>> begin
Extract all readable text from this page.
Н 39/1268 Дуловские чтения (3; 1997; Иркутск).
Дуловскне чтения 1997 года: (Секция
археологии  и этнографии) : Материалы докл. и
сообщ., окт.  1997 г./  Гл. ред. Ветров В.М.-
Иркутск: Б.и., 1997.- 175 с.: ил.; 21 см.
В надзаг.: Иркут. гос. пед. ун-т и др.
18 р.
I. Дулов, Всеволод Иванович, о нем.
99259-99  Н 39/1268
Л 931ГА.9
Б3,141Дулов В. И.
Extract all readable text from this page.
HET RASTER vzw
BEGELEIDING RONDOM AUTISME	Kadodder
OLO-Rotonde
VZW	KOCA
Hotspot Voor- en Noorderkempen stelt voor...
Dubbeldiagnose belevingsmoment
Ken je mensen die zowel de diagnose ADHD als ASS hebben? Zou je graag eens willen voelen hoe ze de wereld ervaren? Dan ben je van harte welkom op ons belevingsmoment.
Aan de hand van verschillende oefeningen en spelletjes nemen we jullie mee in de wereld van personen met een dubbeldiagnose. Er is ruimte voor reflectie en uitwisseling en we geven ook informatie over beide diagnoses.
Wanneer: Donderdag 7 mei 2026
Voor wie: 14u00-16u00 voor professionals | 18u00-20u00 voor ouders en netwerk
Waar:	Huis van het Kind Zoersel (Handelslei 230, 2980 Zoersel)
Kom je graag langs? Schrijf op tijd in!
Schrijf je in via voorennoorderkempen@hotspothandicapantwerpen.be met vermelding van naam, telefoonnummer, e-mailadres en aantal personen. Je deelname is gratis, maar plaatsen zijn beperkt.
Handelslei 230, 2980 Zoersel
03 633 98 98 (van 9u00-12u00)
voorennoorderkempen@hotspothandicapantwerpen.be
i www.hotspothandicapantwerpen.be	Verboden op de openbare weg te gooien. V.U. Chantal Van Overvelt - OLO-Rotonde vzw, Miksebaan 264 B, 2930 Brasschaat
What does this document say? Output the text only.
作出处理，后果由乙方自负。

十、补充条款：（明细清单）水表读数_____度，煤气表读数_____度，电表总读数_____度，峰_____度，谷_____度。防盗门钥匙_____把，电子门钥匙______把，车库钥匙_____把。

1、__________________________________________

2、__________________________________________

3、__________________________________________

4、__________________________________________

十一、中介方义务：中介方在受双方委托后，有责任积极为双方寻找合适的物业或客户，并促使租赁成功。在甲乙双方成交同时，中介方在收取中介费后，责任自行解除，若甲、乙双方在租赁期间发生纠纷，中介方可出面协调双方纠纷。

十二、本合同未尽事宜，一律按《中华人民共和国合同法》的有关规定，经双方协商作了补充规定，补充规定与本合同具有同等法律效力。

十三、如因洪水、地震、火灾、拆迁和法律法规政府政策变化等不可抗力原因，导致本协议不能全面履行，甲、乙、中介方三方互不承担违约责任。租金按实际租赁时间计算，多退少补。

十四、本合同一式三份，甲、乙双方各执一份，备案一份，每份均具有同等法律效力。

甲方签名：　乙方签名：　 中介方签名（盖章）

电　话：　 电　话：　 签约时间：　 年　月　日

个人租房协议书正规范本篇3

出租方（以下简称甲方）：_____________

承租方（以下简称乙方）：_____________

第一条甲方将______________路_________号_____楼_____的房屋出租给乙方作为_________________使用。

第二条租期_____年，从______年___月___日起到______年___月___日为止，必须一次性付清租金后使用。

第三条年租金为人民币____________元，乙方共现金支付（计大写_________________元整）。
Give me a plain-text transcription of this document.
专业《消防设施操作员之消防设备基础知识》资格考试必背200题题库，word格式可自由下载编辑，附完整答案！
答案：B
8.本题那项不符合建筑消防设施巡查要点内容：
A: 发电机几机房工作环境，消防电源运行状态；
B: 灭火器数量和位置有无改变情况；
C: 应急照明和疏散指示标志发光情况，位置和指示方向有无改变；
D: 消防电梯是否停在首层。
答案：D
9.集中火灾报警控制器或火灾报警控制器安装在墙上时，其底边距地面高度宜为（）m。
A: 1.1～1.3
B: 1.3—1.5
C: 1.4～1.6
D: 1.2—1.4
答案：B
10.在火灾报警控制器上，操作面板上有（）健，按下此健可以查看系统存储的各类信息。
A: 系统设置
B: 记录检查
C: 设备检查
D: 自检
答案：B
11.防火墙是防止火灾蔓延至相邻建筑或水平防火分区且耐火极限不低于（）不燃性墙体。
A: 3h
>> end
Every record above needs to be repeated word for word.

Extract all readable text from this page.
Н 39/1268 Дуловские чтения (3; 1997; Иркутск).
Дуловскне чтения 1997 года: (Секция
археологии  и этнографии) : Материалы докл. и
сообщ., окт.  1997 г./  Гл. ред. Ветров В.М.-
Иркутск: Б.и., 1997.- 175 с.: ил.; 21 см.
В надзаг.: Иркут. гос. пед. ун-т и др.
18 р.
I. Дулов, Всеволод Иванович, о нем.
99259-99  Н 39/1268
Л 931ГА.9
Б3,141Дулов В. И.
Extract all readable text from this page.
HET RASTER vzw
BEGELEIDING RONDOM AUTISME	Kadodder
OLO-Rotonde
VZW	KOCA
Hotspot Voor- en Noorderkempen stelt voor...
Dubbeldiagnose belevingsmoment
Ken je mensen die zowel de diagnose ADHD als ASS hebben? Zou je graag eens willen voelen hoe ze de wereld ervaren? Dan ben je van harte welkom op ons belevingsmoment.
Aan de hand van verschillende oefeningen en spelletjes nemen we jullie mee in de wereld van personen met een dubbeldiagnose. Er is ruimte voor reflectie en uitwisseling en we geven ook informatie over beide diagnoses.
Wanneer: Donderdag 7 mei 2026
Voor wie: 14u00-16u00 voor professionals | 18u00-20u00 voor ouders en netwerk
Waar:	Huis van het Kind Zoersel (Handelslei 230, 2980 Zoersel)
Kom je graag langs? Schrijf op tijd in!
Schrijf je in via voorennoorderkempen@hotspothandicapantwerpen.be met vermelding van naam, telefoonnummer, e-mailadres en aantal personen. Je deelname is gratis, maar plaatsen zijn beperkt.
Handelslei 230, 2980 Zoersel
03 633 98 98 (van 9u00-12u00)
voorennoorderkempen@hotspothandicapantwerpen.be
i www.hotspothandicapantwerpen.be	Verboden op de openbare weg te gooien. V.U. Chantal Van Overvelt - OLO-Rotonde vzw, Miksebaan 264 B, 2930 Brasschaat
What does this document say? Output the text only.
作出处理，后果由乙方自负。

十、补充条款：（明细清单）水表读数_____度，煤气表读数_____度，电表总读数_____度，峰_____度，谷_____度。防盗门钥匙_____把，电子门钥匙______把，车库钥匙_____把。

1、__________________________________________

2、__________________________________________

3、__________________________________________

4、__________________________________________

十一、中介方义务：中介方在受双方委托后，有责任积极为双方寻找合适的物业或客户，并促使租赁成功。在甲乙双方成交同时，中介方在收取中介费后，责任自行解除，若甲、乙双方在租赁期间发生纠纷，中介方可出面协调双方纠纷。

十二、本合同未尽事宜，一律按《中华人民共和国合同法》的有关规定，经双方协商作了补充规定，补充规定与本合同具有同等法律效力。

十三、如因洪水、地震、火灾、拆迁和法律法规政府政策变化等不可抗力原因，导致本协议不能全面履行，甲、乙、中介方三方互不承担违约责任。租金按实际租赁时间计算，多退少补。

十四、本合同一式三份，甲、乙双方各执一份，备案一份，每份均具有同等法律效力。

甲方签名：　乙方签名：　 中介方签名（盖章）

电　话：　 电　话：　 签约时间：　 年　月　日

个人租房协议书正规范本篇3

出租方（以下简称甲方）：_____________

承租方（以下简称乙方）：_____________

第一条甲方将______________路_________号_____楼_____的房屋出租给乙方作为_________________使用。

第二条租期_____年，从______年___月___日起到______年___月___日为止，必须一次性付清租金后使用。

第三条年租金为人民币____________元，乙方共现金支付（计大写_________________元整）。
Give me a plain-text transcription of this document.
专业《消防设施操作员之消防设备基础知识》资格考试必背200题题库，word格式可自由下载编辑，附完整答案！
答案：B
8.本题那项不符合建筑消防设施巡查要点内容：
A: 发电机几机房工作环境，消防电源运行状态；
B: 灭火器数量和位置有无改变情况；
C: 应急照明和疏散指示标志发光情况，位置和指示方向有无改变；
D: 消防电梯是否停在首层。
答案：D
9.集中火灾报警控制器或火灾报警控制器安装在墙上时，其底边距地面高度宜为（）m。
A: 1.1～1.3
B: 1.3—1.5
C: 1.4～1.6
D: 1.2—1.4
答案：B
10.在火灾报警控制器上，操作面板上有（）健，按下此健可以查看系统存储的各类信息。
A: 系统设置
B: 记录检查
C: 设备检查
D: 自检
答案：B
11.防火墙是防止火灾蔓延至相邻建筑或水平防火分区且耐火极限不低于（）不燃性墙体。
A: 3h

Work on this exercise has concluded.